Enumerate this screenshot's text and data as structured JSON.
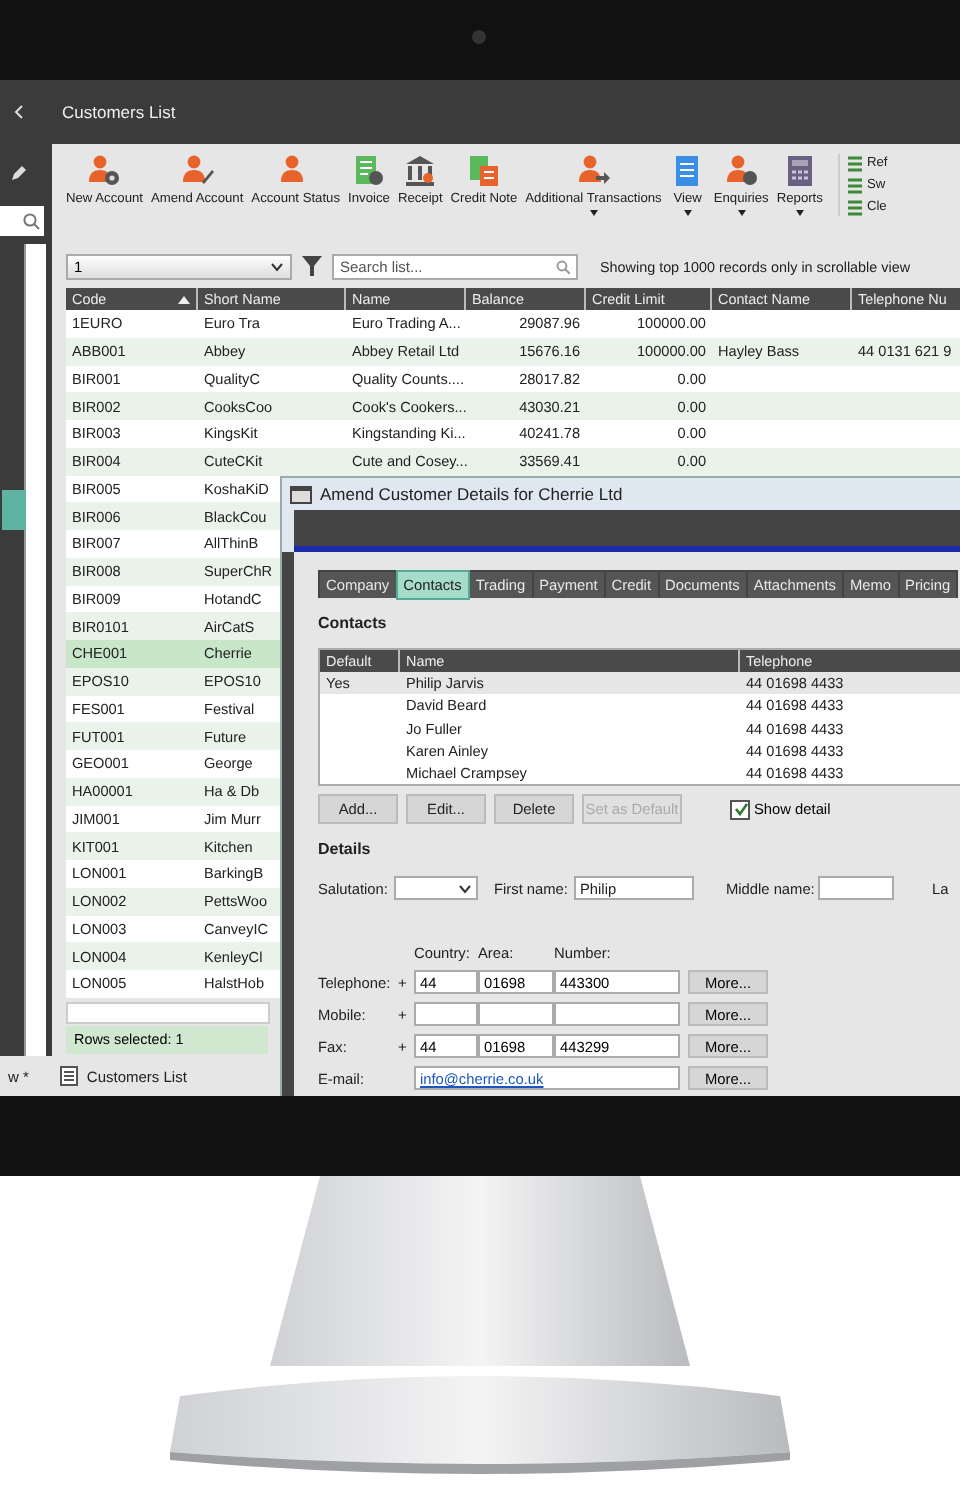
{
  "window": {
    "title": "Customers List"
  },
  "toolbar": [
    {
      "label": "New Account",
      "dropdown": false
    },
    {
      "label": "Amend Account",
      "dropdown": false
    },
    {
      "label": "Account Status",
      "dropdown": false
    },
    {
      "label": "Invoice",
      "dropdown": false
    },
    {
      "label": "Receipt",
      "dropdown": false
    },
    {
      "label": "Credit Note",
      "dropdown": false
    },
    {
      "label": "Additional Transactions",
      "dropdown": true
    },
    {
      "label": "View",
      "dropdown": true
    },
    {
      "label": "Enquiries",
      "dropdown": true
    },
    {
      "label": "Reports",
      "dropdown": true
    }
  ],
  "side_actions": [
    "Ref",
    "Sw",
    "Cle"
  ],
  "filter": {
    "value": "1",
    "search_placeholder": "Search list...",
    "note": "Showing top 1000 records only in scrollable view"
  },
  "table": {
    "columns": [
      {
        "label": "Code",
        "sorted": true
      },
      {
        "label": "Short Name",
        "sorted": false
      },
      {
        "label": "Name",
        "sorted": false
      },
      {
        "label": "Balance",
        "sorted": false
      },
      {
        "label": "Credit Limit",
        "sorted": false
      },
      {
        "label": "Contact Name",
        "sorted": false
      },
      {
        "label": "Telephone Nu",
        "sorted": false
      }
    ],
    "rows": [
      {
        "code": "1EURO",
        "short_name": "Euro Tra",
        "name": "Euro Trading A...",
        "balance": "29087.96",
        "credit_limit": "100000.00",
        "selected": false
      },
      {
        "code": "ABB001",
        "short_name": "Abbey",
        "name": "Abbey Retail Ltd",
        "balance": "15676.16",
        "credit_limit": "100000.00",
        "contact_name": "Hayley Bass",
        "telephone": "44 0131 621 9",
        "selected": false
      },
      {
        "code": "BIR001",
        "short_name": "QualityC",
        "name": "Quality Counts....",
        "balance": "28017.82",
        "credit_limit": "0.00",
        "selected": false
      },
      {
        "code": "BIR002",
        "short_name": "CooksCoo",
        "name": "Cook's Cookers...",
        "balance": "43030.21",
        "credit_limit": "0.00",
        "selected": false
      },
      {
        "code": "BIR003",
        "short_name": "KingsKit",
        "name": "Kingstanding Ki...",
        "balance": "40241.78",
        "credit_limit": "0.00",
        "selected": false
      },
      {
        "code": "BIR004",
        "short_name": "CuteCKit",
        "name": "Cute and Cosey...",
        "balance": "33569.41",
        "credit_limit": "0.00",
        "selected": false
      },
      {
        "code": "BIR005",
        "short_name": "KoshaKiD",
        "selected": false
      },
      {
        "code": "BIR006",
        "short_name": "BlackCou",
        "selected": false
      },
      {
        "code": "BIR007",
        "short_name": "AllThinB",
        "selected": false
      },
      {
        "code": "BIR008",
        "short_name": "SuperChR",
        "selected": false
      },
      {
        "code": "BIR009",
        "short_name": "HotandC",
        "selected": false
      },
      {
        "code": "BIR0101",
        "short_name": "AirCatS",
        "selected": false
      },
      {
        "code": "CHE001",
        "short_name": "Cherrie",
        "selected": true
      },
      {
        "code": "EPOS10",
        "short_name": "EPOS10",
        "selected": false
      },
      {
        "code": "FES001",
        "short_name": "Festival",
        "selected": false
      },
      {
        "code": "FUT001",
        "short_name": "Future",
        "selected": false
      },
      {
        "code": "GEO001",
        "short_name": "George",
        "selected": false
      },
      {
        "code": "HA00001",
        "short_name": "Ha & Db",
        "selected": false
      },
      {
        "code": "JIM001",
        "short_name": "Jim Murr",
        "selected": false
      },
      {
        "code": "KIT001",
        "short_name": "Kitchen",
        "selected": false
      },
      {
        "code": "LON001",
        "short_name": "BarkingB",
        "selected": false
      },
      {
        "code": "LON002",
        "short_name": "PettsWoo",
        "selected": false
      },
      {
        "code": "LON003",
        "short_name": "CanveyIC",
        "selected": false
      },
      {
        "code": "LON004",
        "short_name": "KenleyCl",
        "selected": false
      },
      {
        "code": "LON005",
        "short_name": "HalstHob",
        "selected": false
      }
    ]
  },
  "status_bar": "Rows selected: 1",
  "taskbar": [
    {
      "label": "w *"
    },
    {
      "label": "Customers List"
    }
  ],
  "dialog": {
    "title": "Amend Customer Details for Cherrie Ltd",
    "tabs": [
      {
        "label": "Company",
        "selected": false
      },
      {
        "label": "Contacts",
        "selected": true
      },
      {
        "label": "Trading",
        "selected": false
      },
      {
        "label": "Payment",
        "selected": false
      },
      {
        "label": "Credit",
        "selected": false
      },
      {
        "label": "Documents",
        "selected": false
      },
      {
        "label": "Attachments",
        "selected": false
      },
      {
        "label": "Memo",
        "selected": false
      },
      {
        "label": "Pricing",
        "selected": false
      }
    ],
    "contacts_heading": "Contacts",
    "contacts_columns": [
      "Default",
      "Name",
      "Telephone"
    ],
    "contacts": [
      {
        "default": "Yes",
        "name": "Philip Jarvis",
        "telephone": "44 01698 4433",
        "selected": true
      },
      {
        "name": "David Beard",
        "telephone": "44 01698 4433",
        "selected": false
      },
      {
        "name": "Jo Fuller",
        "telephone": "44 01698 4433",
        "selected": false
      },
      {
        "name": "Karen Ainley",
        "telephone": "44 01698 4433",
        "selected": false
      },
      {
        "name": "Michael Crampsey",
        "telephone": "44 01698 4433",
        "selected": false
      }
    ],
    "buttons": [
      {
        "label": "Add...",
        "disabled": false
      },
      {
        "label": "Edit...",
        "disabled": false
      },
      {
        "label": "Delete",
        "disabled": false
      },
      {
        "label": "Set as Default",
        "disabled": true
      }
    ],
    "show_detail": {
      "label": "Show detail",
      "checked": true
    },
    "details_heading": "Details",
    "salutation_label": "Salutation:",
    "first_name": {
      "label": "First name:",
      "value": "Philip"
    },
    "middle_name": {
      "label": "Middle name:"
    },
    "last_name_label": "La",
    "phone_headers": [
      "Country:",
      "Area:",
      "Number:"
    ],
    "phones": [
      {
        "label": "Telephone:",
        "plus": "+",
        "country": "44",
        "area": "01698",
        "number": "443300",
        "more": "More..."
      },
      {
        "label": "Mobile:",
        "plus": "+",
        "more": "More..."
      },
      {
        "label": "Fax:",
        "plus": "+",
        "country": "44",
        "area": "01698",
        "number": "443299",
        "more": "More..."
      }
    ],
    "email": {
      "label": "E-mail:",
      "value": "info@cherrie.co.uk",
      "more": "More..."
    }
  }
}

────────

### Set task
From the data above, pick out each line containing "Customers" and copy it.

### Written reply
    "title": "Customers List"
      "label": "Customers List"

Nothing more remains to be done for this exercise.